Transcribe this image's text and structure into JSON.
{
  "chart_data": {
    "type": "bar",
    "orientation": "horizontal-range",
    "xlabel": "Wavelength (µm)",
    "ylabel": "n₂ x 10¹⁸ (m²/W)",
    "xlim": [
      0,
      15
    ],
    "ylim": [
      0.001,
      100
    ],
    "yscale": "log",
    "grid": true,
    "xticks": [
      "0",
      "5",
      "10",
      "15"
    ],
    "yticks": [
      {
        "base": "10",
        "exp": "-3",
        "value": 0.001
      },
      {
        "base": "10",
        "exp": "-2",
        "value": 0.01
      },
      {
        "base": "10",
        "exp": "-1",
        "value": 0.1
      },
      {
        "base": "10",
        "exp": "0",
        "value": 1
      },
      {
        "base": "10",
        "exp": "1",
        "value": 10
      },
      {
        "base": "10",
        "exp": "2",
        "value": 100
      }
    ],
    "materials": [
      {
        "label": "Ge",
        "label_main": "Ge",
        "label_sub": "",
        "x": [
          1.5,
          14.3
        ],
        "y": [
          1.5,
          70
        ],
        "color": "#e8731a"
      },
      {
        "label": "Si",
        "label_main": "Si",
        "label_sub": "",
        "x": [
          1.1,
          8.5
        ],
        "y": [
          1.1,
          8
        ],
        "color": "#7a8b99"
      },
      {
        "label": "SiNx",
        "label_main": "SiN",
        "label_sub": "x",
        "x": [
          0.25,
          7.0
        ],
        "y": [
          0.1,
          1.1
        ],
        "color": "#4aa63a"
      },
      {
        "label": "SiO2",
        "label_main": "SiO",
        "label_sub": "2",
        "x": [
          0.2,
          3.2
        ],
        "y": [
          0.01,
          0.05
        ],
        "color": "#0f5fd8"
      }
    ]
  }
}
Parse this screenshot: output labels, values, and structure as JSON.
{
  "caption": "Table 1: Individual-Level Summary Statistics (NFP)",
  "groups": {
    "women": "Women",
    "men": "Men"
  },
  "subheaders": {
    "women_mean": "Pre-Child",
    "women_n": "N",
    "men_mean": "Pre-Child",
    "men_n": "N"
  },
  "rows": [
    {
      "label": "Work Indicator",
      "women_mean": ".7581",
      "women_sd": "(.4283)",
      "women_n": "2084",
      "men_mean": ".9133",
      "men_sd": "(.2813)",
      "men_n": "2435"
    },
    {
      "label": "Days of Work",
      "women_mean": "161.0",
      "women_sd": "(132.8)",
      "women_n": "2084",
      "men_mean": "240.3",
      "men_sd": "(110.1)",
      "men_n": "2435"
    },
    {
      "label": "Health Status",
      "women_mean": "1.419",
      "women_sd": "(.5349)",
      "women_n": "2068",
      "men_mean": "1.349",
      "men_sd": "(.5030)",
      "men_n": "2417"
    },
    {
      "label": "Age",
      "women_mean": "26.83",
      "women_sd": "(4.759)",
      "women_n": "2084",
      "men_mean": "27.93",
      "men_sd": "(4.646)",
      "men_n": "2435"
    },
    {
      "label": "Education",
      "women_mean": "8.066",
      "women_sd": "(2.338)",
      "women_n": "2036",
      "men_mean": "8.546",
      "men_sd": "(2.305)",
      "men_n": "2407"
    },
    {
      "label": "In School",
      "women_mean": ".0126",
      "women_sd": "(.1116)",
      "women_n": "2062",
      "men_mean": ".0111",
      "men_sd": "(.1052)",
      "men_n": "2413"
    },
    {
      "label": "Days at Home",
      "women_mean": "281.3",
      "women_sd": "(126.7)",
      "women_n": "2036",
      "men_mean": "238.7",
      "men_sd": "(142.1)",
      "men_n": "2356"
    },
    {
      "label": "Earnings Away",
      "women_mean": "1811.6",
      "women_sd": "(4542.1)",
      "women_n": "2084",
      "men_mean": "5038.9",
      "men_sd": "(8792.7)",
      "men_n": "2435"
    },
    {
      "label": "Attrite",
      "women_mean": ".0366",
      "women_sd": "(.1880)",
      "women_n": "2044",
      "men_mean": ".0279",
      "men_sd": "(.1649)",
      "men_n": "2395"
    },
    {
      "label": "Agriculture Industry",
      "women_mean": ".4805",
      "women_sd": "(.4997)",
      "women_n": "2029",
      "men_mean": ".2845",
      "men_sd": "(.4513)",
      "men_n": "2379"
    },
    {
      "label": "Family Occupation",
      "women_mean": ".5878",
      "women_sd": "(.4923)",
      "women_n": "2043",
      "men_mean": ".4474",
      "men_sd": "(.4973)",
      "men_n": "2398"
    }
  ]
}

┄┄┄┄┄┄

**PROBLEM TO SOLVE**
In the material above, find each line that contains the word "Work", and select it.

**TASK RESPONSE**
      "label": "Work Indicator",
      "label": "Days of Work",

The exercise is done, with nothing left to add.